> _PROBLEM_
Show only those lines of the entries where the string "förstoras" is found.

> _EXERCISE MATERIALS_
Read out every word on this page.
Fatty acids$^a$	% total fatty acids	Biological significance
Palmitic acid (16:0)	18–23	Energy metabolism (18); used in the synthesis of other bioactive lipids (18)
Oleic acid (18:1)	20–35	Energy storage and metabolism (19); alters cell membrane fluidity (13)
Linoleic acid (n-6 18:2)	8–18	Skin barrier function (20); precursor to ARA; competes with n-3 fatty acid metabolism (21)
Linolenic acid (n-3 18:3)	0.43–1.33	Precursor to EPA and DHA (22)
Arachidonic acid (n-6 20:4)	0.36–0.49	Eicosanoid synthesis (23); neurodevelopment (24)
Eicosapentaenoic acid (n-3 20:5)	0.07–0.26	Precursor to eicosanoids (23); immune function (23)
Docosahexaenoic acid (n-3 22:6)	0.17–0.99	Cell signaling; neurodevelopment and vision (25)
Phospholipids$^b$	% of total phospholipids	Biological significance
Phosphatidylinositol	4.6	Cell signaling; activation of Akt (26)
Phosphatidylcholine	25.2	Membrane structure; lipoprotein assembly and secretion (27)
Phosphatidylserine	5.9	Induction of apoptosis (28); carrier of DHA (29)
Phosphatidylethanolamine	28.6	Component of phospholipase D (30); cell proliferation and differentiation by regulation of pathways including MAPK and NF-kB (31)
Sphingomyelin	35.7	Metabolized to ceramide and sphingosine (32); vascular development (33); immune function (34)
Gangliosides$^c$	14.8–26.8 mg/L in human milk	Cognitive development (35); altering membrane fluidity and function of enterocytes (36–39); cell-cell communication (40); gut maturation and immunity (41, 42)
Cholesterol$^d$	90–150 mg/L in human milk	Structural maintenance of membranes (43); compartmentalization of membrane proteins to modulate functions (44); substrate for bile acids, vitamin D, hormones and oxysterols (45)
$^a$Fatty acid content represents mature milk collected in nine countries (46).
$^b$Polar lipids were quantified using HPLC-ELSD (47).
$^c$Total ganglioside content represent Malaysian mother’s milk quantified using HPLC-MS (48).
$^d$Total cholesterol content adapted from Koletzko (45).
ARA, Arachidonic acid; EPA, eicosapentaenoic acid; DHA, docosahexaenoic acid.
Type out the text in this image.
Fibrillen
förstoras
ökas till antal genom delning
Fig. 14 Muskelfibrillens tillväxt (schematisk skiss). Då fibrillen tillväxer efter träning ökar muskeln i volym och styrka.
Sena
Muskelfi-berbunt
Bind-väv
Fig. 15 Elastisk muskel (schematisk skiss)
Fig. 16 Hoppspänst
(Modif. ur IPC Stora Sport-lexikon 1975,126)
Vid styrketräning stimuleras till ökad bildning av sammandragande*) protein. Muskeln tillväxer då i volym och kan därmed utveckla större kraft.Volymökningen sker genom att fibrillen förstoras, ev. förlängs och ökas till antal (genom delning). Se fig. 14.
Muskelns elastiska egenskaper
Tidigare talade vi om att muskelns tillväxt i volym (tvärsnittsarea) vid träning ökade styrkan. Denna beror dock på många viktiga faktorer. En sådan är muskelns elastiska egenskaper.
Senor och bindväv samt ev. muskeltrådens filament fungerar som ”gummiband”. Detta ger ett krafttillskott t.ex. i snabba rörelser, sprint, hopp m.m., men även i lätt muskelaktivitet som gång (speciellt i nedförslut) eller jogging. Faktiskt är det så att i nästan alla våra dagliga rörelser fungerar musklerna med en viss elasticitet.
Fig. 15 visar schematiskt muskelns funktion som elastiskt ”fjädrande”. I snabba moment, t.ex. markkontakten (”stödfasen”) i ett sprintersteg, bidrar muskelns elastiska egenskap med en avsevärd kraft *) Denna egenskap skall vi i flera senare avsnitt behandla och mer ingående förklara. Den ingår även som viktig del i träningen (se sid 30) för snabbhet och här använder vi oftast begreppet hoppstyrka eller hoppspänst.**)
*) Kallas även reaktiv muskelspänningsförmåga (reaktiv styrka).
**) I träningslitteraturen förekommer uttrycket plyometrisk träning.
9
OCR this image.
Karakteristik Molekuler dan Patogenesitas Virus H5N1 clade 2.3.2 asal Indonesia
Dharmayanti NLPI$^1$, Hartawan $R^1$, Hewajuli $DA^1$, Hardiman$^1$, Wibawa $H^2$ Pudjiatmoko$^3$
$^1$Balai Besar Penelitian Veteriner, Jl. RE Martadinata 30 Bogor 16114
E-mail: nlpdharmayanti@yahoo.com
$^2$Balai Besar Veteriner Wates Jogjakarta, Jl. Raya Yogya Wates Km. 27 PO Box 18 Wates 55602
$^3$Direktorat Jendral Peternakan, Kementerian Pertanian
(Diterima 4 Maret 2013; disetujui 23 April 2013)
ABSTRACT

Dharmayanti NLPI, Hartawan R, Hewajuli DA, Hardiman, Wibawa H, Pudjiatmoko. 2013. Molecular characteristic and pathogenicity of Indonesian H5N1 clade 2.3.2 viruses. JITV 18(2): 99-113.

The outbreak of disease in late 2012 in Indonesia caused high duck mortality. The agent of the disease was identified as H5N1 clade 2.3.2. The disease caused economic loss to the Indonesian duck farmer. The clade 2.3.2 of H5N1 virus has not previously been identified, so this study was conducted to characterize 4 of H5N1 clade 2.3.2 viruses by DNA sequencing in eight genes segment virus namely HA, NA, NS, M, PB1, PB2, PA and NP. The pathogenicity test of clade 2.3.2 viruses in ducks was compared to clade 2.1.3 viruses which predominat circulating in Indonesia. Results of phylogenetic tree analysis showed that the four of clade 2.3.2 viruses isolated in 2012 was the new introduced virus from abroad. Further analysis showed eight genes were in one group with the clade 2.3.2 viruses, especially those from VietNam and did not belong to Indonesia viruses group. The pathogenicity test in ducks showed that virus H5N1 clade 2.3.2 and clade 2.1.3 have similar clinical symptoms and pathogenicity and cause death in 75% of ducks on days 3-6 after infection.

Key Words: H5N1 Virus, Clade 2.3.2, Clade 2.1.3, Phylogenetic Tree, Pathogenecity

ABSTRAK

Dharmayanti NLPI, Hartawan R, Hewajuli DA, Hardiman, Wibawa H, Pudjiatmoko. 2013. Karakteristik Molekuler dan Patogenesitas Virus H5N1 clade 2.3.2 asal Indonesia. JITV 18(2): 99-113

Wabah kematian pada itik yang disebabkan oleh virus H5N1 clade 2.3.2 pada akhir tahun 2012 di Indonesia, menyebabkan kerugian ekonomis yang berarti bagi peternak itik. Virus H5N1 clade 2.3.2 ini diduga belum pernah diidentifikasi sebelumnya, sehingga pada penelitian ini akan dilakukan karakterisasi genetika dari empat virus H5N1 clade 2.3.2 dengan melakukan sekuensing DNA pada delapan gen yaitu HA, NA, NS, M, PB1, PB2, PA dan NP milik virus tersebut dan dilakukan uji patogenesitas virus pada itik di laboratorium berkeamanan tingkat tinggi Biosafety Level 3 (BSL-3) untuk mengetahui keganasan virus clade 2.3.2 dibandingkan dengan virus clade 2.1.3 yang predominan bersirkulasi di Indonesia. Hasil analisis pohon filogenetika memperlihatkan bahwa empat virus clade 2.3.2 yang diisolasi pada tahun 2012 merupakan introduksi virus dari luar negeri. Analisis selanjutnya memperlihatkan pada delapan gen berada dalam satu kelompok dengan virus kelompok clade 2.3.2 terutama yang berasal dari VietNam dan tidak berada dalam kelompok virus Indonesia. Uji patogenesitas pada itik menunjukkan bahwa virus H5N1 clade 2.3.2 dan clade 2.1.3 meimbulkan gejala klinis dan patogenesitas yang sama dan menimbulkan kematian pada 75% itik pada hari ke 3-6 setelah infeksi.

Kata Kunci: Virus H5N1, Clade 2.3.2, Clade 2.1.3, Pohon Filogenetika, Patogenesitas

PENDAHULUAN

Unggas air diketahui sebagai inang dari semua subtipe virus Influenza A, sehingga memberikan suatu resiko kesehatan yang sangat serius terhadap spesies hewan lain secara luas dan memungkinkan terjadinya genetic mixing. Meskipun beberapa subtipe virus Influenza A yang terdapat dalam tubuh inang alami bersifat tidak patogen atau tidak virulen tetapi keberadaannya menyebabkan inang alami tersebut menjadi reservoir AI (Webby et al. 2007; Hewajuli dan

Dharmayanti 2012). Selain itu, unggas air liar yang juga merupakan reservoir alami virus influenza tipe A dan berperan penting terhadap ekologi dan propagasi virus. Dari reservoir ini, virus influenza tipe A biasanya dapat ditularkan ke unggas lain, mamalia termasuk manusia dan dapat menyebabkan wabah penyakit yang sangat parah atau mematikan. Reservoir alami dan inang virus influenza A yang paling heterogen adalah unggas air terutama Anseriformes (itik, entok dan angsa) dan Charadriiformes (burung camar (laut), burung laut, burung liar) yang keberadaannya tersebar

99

> _OUTPUT BELOW_
förstoras
Vid styrketräning stimuleras till ökad bildning av sammandragande*) protein. Muskeln tillväxer då i volym och kan därmed utveckla större kraft.Volymökningen sker genom att fibrillen förstoras, ev. förlängs och ökas till antal (genom delning). Se fig. 14.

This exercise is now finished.